- Text
◇ ◇ ◇

Equation $(7)$ needs to be written as an integral over $y$ to continue with the evaluation of equation $(4)$. This is accomplished by use of the Dirac Delta Function which is defined by,

$\int_{-\infty}^{\infty} f(y^{\ast})\delta(y^{\ast}-x) dy^{\ast} = f(x).$

If use is made of equation $(8)$ and the Dirac Delta Function it follows that equation $(7)$ becomes,

$P\left[Y\ \leq\ y,\ U\ >\ \alpha(x, y^{\ast})\ \mid\ X=x \right] = \int_{-\infty}^{y} f_{R}(y^{\ast})\delta(y^{\ast}-x) dy^{\ast}\ \ \ \ \ (9).$

The upper range of the limit was changed to conform to the limits of the CDF. This is acceptable since if $y\ <\ x$ the probability of rejection is 0. The Metropolis Hastings stochastic kernel can now by constructed by assembling the results obtained in equations $(6)$ and $(9)$ and revisiting equation $(5)$,

\begin{aligned} \int_{-\infty}^{y} p(x,w) dw & = P\left[ Y\ \leq\ y\ \mid\ X=x \right] \\ &= P\left[Y\ \leq\ y,\ U\ \leq\ \alpha(x, y^{\ast})\ \mid\ X=x \right] + P\left[Y\ \leq\ y,\ U\ >\ \alpha(x, y^{\ast})\ \mid\ X=x \right] \\ &= \int_{-\infty}^{y} \alpha(x, y^{\ast}) q(x, y^{\ast}) dy^{\ast} + \int_{-\infty}^{y} f_{R}(y^{\ast})\delta(y^{\ast}-x) dy^{\ast} \\ &= \int_{-\infty}^{y} \left[ \alpha(x, y^{\ast}) q(x, y^{\ast}) + f_{R}(y^{\ast})\delta(y^{\ast}-x)\right] dy^{\ast} \end{aligned}

Finally, the desired result is obtained by collecting the terms under a single integration variable,

$\begin{gathered} p(x,y) = \alpha(x, y) q(x, y) + f_{R}(y)\delta(y-x) \\ f_{R}(x) = 1 - \int_{-\infty}^{\infty}\alpha(x, y) q(x, y) dy \end{gathered}\ \ \ \ \ (10)$

Verify that the kernel satisfies the stochastic property,

\begin{aligned} \int_{-\infty}^{\infty} p(x,y) dy &= \int_{-\infty}^{\infty}\left[ \alpha(x, y) q(x, y) + f_{R}(y)\delta(y-x)\right] dy \\ &= \int_{-\infty}^{\infty}\alpha(x, y) q(x, y) dy - f_{R}(x) \\ &= \int_{-\infty}^{\infty}\alpha(x, y) q(x, y) dy + 1 - \int_{-\infty}^{\infty}\alpha(x, y) q(x, y) dy \\ &= 1 \end{aligned}

which is the desired result.

◇ ◇ ◇

- Prompt A
Reproduce the lines of the entries, everything from the line containing "data-point: [323, 227, 336, 240]" down to the line containing "data-point: [577, 248, 590, 261]", with both of those lines included.
The entries have no connection to the Metropolis Hastings derivation.

◇ ◇ ◇

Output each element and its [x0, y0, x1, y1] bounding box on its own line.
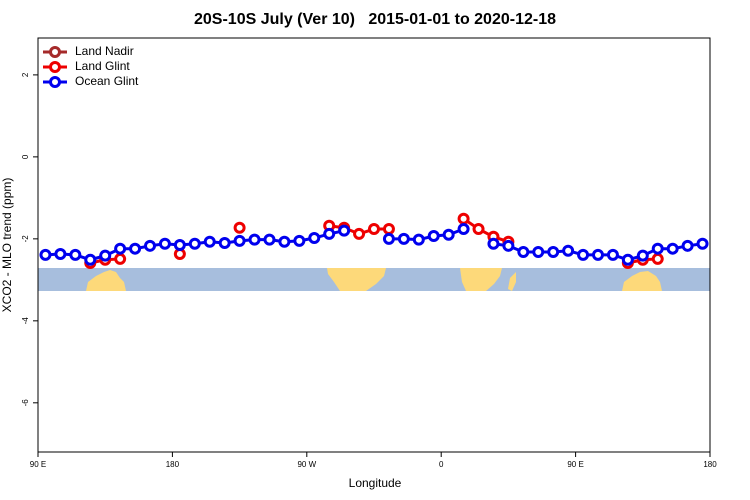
data-point: [323, 227, 336, 240]
data-point: [547, 245, 560, 258]
data-point: [457, 223, 470, 236]
data-point: [368, 223, 380, 236]
legend-label: Land Glint: [75, 59, 130, 73]
data-point: [382, 232, 395, 245]
data-point: [248, 233, 261, 246]
data-point: [308, 232, 321, 245]
data-point: [636, 249, 649, 262]
data-point: [144, 239, 156, 252]
plot-frame: [37, 37, 711, 453]
data-point: [427, 229, 440, 242]
data-point: [203, 235, 216, 248]
data-point: [218, 236, 231, 249]
data-point: [39, 248, 52, 261]
legend-marker: [49, 46, 61, 58]
data-point: [69, 248, 82, 261]
map-band: [38, 268, 710, 291]
data-point: [278, 235, 291, 248]
x-tick-label: 180: [166, 460, 180, 469]
legend-marker: [49, 61, 61, 73]
data-point: [99, 249, 112, 262]
data-point: [681, 239, 694, 252]
legend-label: Land Nadir: [75, 44, 134, 58]
y-tick-label: 0: [21, 154, 30, 159]
x-tick-label: 90 E: [567, 460, 583, 469]
data-point: [472, 223, 485, 236]
y-tick-label: 2: [21, 72, 30, 77]
data-point: [129, 242, 142, 255]
data-point: [412, 233, 425, 246]
data-point: [353, 227, 366, 240]
data-point: [517, 245, 530, 258]
x-tick-label: 180: [703, 460, 717, 469]
data-point: [158, 237, 171, 250]
data-point: [188, 237, 201, 250]
chart-title: 20S-10S July (Ver 10) 2015-01-01 to 2020…: [194, 11, 556, 28]
x-axis-label: Longitude: [349, 476, 402, 490]
data-point: [666, 242, 679, 255]
data-point: [577, 248, 590, 261]
x-tick-label: 0: [439, 460, 444, 469]
data-point: [173, 239, 186, 251]
y-tick-label: -6: [21, 399, 30, 407]
data-point: [263, 233, 276, 246]
data-point: [114, 242, 127, 255]
data-point: [651, 252, 664, 265]
data-point: [233, 221, 246, 234]
data-point: [696, 237, 709, 250]
y-tick-label: -4: [21, 317, 30, 325]
data-point: [651, 242, 664, 255]
data-point: [487, 237, 500, 250]
data-point: [606, 248, 619, 261]
x-tick-label: 90 W: [297, 460, 316, 469]
data-point: [84, 253, 97, 266]
data-point: [233, 234, 246, 247]
data-point: [293, 234, 306, 247]
data-point: [338, 224, 351, 237]
y-axis-label: XCO2 - MLO trend (ppm): [0, 178, 14, 313]
data-point: [442, 228, 455, 241]
data-point: [592, 248, 604, 261]
legend-marker: [49, 76, 61, 88]
data-point: [54, 248, 67, 261]
data-point: [397, 232, 410, 245]
data-point: [502, 239, 515, 252]
data-point: [382, 223, 395, 236]
data-point: [562, 244, 575, 257]
y-tick-label: -2: [21, 235, 30, 243]
data-point: [114, 252, 127, 265]
legend-label: Ocean Glint: [75, 74, 139, 88]
data-point: [457, 212, 470, 225]
data-point: [532, 245, 545, 258]
data-point: [621, 253, 634, 266]
x-tick-label: 90 E: [30, 460, 46, 469]
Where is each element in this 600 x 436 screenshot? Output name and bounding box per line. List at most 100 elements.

◇ ◇ ◇

- Prompt B
Write out the part of the Metropolis Hastings derivation that runs from "Verify that the" down to "the desired result.", keeping every word and symbol unchanged.

- Task answer A
data-point: [323, 227, 336, 240]
data-point: [547, 245, 560, 258]
data-point: [457, 223, 470, 236]
data-point: [368, 223, 380, 236]
legend-label: Land Glint: [75, 59, 130, 73]
data-point: [382, 232, 395, 245]
data-point: [248, 233, 261, 246]
data-point: [308, 232, 321, 245]
data-point: [636, 249, 649, 262]
data-point: [144, 239, 156, 252]
plot-frame: [37, 37, 711, 453]
data-point: [427, 229, 440, 242]
data-point: [203, 235, 216, 248]
data-point: [218, 236, 231, 249]
data-point: [39, 248, 52, 261]
legend-marker: [49, 46, 61, 58]
data-point: [69, 248, 82, 261]
map-band: [38, 268, 710, 291]
data-point: [278, 235, 291, 248]
x-tick-label: 180: [166, 460, 180, 469]
legend-marker: [49, 61, 61, 73]
data-point: [99, 249, 112, 262]
data-point: [681, 239, 694, 252]
legend-label: Land Nadir: [75, 44, 134, 58]
y-tick-label: 0: [21, 154, 30, 159]
x-tick-label: 90 E: [567, 460, 583, 469]
data-point: [472, 223, 485, 236]
y-tick-label: 2: [21, 72, 30, 77]
data-point: [129, 242, 142, 255]
data-point: [412, 233, 425, 246]
data-point: [353, 227, 366, 240]
data-point: [517, 245, 530, 258]
x-tick-label: 180: [703, 460, 717, 469]
data-point: [158, 237, 171, 250]
data-point: [188, 237, 201, 250]
chart-title: 20S-10S July (Ver 10) 2015-01-01 to 2020…: [194, 11, 556, 28]
x-axis-label: Longitude: [349, 476, 402, 490]
data-point: [666, 242, 679, 255]
data-point: [577, 248, 590, 261]

- Task answer B
Verify that the kernel satisfies the stochastic property,

\begin{aligned} \int_{-\infty}^{\infty} p(x,y) dy &= \int_{-\infty}^{\infty}\left[ \alpha(x, y) q(x, y) + f_{R}(y)\delta(y-x)\right] dy \\ &= \int_{-\infty}^{\infty}\alpha(x, y) q(x, y) dy - f_{R}(x) \\ &= \int_{-\infty}^{\infty}\alpha(x, y) q(x, y) dy + 1 - \int_{-\infty}^{\infty}\alpha(x, y) q(x, y) dy \\ &= 1 \end{aligned}

which is the desired result.